---------- PROVIDED DATA

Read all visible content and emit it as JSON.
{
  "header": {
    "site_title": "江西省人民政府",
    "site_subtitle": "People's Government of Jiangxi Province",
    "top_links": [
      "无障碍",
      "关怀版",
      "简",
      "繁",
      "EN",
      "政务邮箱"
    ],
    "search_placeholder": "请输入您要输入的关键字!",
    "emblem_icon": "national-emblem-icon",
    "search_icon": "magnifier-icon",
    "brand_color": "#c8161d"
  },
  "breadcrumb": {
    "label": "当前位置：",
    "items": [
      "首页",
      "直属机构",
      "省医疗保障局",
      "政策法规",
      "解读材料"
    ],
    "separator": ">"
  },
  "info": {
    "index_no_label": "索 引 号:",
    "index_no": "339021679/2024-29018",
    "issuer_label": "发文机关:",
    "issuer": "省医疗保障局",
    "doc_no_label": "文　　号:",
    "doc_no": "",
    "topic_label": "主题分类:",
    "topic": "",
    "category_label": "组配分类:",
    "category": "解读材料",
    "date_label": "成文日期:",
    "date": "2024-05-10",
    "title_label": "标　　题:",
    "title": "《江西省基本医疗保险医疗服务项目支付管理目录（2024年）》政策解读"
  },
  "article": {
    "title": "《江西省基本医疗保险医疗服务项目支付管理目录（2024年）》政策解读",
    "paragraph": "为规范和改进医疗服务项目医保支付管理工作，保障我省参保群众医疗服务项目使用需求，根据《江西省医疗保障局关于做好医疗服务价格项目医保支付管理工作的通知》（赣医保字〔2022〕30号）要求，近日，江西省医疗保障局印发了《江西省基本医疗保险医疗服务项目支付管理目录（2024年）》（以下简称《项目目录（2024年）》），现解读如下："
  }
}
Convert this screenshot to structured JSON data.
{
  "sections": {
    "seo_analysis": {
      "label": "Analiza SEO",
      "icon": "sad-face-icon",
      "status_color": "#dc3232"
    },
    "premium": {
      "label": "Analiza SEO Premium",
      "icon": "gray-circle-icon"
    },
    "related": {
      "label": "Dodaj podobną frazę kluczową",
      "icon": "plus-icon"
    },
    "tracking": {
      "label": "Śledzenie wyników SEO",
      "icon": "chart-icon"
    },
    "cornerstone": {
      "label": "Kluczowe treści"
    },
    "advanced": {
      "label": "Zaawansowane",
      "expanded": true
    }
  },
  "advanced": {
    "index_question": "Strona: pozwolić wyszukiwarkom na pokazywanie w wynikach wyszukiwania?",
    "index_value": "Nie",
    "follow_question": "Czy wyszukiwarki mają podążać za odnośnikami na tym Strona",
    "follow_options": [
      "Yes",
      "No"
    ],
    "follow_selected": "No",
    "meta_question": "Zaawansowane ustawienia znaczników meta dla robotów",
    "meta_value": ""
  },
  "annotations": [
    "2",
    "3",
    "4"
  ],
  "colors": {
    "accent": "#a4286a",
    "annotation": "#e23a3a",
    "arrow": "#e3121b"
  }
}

--------------------

● **WHAT NEEDS TO BE DONE**
Make an exact copy of the data above.

● **FULL OUTPUT**
Read all visible content and emit it as JSON.
{
  "header": {
    "site_title": "江西省人民政府",
    "site_subtitle": "People's Government of Jiangxi Province",
    "top_links": [
      "无障碍",
      "关怀版",
      "简",
      "繁",
      "EN",
      "政务邮箱"
    ],
    "search_placeholder": "请输入您要输入的关键字!",
    "emblem_icon": "national-emblem-icon",
    "search_icon": "magnifier-icon",
    "brand_color": "#c8161d"
  },
  "breadcrumb": {
    "label": "当前位置：",
    "items": [
      "首页",
      "直属机构",
      "省医疗保障局",
      "政策法规",
      "解读材料"
    ],
    "separator": ">"
  },
  "info": {
    "index_no_label": "索 引 号:",
    "index_no": "339021679/2024-29018",
    "issuer_label": "发文机关:",
    "issuer": "省医疗保障局",
    "doc_no_label": "文　　号:",
    "doc_no": "",
    "topic_label": "主题分类:",
    "topic": "",
    "category_label": "组配分类:",
    "category": "解读材料",
    "date_label": "成文日期:",
    "date": "2024-05-10",
    "title_label": "标　　题:",
    "title": "《江西省基本医疗保险医疗服务项目支付管理目录（2024年）》政策解读"
  },
  "article": {
    "title": "《江西省基本医疗保险医疗服务项目支付管理目录（2024年）》政策解读",
    "paragraph": "为规范和改进医疗服务项目医保支付管理工作，保障我省参保群众医疗服务项目使用需求，根据《江西省医疗保障局关于做好医疗服务价格项目医保支付管理工作的通知》（赣医保字〔2022〕30号）要求，近日，江西省医疗保障局印发了《江西省基本医疗保险医疗服务项目支付管理目录（2024年）》（以下简称《项目目录（2024年）》），现解读如下："
  }
}
Convert this screenshot to structured JSON data.
{
  "sections": {
    "seo_analysis": {
      "label": "Analiza SEO",
      "icon": "sad-face-icon",
      "status_color": "#dc3232"
    },
    "premium": {
      "label": "Analiza SEO Premium",
      "icon": "gray-circle-icon"
    },
    "related": {
      "label": "Dodaj podobną frazę kluczową",
      "icon": "plus-icon"
    },
    "tracking": {
      "label": "Śledzenie wyników SEO",
      "icon": "chart-icon"
    },
    "cornerstone": {
      "label": "Kluczowe treści"
    },
    "advanced": {
      "label": "Zaawansowane",
      "expanded": true
    }
  },
  "advanced": {
    "index_question": "Strona: pozwolić wyszukiwarkom na pokazywanie w wynikach wyszukiwania?",
    "index_value": "Nie",
    "follow_question": "Czy wyszukiwarki mają podążać za odnośnikami na tym Strona",
    "follow_options": [
      "Yes",
      "No"
    ],
    "follow_selected": "No",
    "meta_question": "Zaawansowane ustawienia znaczników meta dla robotów",
    "meta_value": ""
  },
  "annotations": [
    "2",
    "3",
    "4"
  ],
  "colors": {
    "accent": "#a4286a",
    "annotation": "#e23a3a",
    "arrow": "#e3121b"
  }
}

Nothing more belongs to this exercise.